— begin DATA IN THIS EXERCISE —

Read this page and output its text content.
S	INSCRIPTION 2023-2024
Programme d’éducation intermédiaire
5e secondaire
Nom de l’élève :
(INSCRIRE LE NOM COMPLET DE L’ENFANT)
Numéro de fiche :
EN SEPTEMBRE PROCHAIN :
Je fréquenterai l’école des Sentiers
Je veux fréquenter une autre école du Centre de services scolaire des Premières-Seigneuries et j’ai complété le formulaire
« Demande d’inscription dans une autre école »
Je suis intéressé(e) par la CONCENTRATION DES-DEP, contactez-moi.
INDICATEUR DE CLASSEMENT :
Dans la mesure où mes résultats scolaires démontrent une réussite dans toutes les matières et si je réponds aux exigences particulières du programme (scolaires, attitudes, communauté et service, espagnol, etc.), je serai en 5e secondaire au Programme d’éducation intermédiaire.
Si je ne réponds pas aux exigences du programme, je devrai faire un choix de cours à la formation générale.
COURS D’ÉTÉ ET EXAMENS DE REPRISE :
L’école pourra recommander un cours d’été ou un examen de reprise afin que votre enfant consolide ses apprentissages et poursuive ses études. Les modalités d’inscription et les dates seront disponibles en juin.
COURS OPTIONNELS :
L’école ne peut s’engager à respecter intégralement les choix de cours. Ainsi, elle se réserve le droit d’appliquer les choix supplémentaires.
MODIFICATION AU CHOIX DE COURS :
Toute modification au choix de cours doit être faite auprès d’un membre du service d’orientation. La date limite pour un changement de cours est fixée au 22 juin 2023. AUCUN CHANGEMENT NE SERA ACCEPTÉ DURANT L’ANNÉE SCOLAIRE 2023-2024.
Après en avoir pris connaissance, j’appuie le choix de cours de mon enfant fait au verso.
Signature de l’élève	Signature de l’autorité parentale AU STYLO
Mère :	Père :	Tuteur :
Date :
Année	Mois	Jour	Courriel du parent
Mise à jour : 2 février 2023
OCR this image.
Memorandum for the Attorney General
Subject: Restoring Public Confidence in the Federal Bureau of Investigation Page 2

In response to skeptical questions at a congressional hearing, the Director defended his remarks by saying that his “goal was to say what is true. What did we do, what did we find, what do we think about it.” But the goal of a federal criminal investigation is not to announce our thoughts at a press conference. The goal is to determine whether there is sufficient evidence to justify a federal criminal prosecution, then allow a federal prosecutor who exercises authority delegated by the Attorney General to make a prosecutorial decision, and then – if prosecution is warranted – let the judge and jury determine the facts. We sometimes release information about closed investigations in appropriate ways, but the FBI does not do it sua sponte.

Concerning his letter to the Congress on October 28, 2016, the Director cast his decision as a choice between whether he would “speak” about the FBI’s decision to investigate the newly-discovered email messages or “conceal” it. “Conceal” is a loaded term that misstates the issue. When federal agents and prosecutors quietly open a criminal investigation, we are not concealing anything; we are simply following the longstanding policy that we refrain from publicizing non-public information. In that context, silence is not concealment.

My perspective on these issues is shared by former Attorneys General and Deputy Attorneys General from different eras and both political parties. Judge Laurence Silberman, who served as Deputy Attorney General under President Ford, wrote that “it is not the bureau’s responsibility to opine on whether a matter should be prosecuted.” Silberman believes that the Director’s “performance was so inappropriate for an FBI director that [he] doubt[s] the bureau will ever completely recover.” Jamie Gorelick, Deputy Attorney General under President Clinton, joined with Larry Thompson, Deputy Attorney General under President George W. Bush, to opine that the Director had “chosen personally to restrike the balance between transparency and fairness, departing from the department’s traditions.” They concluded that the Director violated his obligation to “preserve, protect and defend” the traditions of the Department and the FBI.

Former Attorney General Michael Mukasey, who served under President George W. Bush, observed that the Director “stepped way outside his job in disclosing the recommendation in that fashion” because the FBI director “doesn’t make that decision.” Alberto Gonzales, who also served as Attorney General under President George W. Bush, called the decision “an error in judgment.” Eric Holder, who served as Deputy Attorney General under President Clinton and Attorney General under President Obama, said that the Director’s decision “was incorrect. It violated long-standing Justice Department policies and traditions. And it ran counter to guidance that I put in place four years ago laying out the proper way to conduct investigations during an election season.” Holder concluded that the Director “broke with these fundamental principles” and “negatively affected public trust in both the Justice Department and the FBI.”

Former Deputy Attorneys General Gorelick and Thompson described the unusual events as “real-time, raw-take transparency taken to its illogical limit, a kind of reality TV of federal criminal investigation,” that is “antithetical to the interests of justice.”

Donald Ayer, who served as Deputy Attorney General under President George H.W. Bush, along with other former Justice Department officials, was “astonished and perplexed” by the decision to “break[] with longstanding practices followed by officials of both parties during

— end DATA IN THIS EXERCISE —

* [WHAT IS ASKED] Write out every record shown above, word for word.

* [TASK ANSWER]
Read this page and output its text content.
S	INSCRIPTION 2023-2024
Programme d’éducation intermédiaire
5e secondaire
Nom de l’élève :
(INSCRIRE LE NOM COMPLET DE L’ENFANT)
Numéro de fiche :
EN SEPTEMBRE PROCHAIN :
Je fréquenterai l’école des Sentiers
Je veux fréquenter une autre école du Centre de services scolaire des Premières-Seigneuries et j’ai complété le formulaire
« Demande d’inscription dans une autre école »
Je suis intéressé(e) par la CONCENTRATION DES-DEP, contactez-moi.
INDICATEUR DE CLASSEMENT :
Dans la mesure où mes résultats scolaires démontrent une réussite dans toutes les matières et si je réponds aux exigences particulières du programme (scolaires, attitudes, communauté et service, espagnol, etc.), je serai en 5e secondaire au Programme d’éducation intermédiaire.
Si je ne réponds pas aux exigences du programme, je devrai faire un choix de cours à la formation générale.
COURS D’ÉTÉ ET EXAMENS DE REPRISE :
L’école pourra recommander un cours d’été ou un examen de reprise afin que votre enfant consolide ses apprentissages et poursuive ses études. Les modalités d’inscription et les dates seront disponibles en juin.
COURS OPTIONNELS :
L’école ne peut s’engager à respecter intégralement les choix de cours. Ainsi, elle se réserve le droit d’appliquer les choix supplémentaires.
MODIFICATION AU CHOIX DE COURS :
Toute modification au choix de cours doit être faite auprès d’un membre du service d’orientation. La date limite pour un changement de cours est fixée au 22 juin 2023. AUCUN CHANGEMENT NE SERA ACCEPTÉ DURANT L’ANNÉE SCOLAIRE 2023-2024.
Après en avoir pris connaissance, j’appuie le choix de cours de mon enfant fait au verso.
Signature de l’élève	Signature de l’autorité parentale AU STYLO
Mère :	Père :	Tuteur :
Date :
Année	Mois	Jour	Courriel du parent
Mise à jour : 2 février 2023
OCR this image.
Memorandum for the Attorney General
Subject: Restoring Public Confidence in the Federal Bureau of Investigation Page 2

In response to skeptical questions at a congressional hearing, the Director defended his remarks by saying that his “goal was to say what is true. What did we do, what did we find, what do we think about it.” But the goal of a federal criminal investigation is not to announce our thoughts at a press conference. The goal is to determine whether there is sufficient evidence to justify a federal criminal prosecution, then allow a federal prosecutor who exercises authority delegated by the Attorney General to make a prosecutorial decision, and then – if prosecution is warranted – let the judge and jury determine the facts. We sometimes release information about closed investigations in appropriate ways, but the FBI does not do it sua sponte.

Concerning his letter to the Congress on October 28, 2016, the Director cast his decision as a choice between whether he would “speak” about the FBI’s decision to investigate the newly-discovered email messages or “conceal” it. “Conceal” is a loaded term that misstates the issue. When federal agents and prosecutors quietly open a criminal investigation, we are not concealing anything; we are simply following the longstanding policy that we refrain from publicizing non-public information. In that context, silence is not concealment.

My perspective on these issues is shared by former Attorneys General and Deputy Attorneys General from different eras and both political parties. Judge Laurence Silberman, who served as Deputy Attorney General under President Ford, wrote that “it is not the bureau’s responsibility to opine on whether a matter should be prosecuted.” Silberman believes that the Director’s “performance was so inappropriate for an FBI director that [he] doubt[s] the bureau will ever completely recover.” Jamie Gorelick, Deputy Attorney General under President Clinton, joined with Larry Thompson, Deputy Attorney General under President George W. Bush, to opine that the Director had “chosen personally to restrike the balance between transparency and fairness, departing from the department’s traditions.” They concluded that the Director violated his obligation to “preserve, protect and defend” the traditions of the Department and the FBI.

Former Attorney General Michael Mukasey, who served under President George W. Bush, observed that the Director “stepped way outside his job in disclosing the recommendation in that fashion” because the FBI director “doesn’t make that decision.” Alberto Gonzales, who also served as Attorney General under President George W. Bush, called the decision “an error in judgment.” Eric Holder, who served as Deputy Attorney General under President Clinton and Attorney General under President Obama, said that the Director’s decision “was incorrect. It violated long-standing Justice Department policies and traditions. And it ran counter to guidance that I put in place four years ago laying out the proper way to conduct investigations during an election season.” Holder concluded that the Director “broke with these fundamental principles” and “negatively affected public trust in both the Justice Department and the FBI.”

Former Deputy Attorneys General Gorelick and Thompson described the unusual events as “real-time, raw-take transparency taken to its illogical limit, a kind of reality TV of federal criminal investigation,” that is “antithetical to the interests of justice.”

Donald Ayer, who served as Deputy Attorney General under President George H.W. Bush, along with other former Justice Department officials, was “astonished and perplexed” by the decision to “break[] with longstanding practices followed by officials of both parties during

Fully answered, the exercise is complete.